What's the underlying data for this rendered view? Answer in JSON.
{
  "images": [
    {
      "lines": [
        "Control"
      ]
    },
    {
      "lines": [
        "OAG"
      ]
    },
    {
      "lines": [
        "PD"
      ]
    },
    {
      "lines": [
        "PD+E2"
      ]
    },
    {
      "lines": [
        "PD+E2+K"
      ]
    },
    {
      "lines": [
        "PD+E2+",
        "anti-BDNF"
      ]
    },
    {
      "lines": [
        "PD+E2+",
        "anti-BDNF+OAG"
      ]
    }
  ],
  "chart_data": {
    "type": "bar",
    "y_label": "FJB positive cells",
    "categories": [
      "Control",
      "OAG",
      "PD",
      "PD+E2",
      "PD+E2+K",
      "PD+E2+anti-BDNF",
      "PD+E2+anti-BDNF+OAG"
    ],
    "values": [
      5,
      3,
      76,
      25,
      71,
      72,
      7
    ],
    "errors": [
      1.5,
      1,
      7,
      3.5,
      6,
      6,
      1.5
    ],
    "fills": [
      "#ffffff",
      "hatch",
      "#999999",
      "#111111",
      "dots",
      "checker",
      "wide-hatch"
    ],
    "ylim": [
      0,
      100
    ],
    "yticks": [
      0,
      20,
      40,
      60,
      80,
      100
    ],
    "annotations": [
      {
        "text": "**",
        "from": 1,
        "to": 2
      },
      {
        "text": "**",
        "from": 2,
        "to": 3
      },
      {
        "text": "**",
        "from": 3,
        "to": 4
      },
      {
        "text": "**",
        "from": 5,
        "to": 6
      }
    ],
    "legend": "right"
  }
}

══════════

Exercise:
Each entry above needs to be output exactly.

Expected answer:
What's the underlying data for this rendered view? Answer in JSON.
{
  "images": [
    {
      "lines": [
        "Control"
      ]
    },
    {
      "lines": [
        "OAG"
      ]
    },
    {
      "lines": [
        "PD"
      ]
    },
    {
      "lines": [
        "PD+E2"
      ]
    },
    {
      "lines": [
        "PD+E2+K"
      ]
    },
    {
      "lines": [
        "PD+E2+",
        "anti-BDNF"
      ]
    },
    {
      "lines": [
        "PD+E2+",
        "anti-BDNF+OAG"
      ]
    }
  ],
  "chart_data": {
    "type": "bar",
    "y_label": "FJB positive cells",
    "categories": [
      "Control",
      "OAG",
      "PD",
      "PD+E2",
      "PD+E2+K",
      "PD+E2+anti-BDNF",
      "PD+E2+anti-BDNF+OAG"
    ],
    "values": [
      5,
      3,
      76,
      25,
      71,
      72,
      7
    ],
    "errors": [
      1.5,
      1,
      7,
      3.5,
      6,
      6,
      1.5
    ],
    "fills": [
      "#ffffff",
      "hatch",
      "#999999",
      "#111111",
      "dots",
      "checker",
      "wide-hatch"
    ],
    "ylim": [
      0,
      100
    ],
    "yticks": [
      0,
      20,
      40,
      60,
      80,
      100
    ],
    "annotations": [
      {
        "text": "**",
        "from": 1,
        "to": 2
      },
      {
        "text": "**",
        "from": 2,
        "to": 3
      },
      {
        "text": "**",
        "from": 3,
        "to": 4
      },
      {
        "text": "**",
        "from": 5,
        "to": 6
      }
    ],
    "legend": "right"
  }
}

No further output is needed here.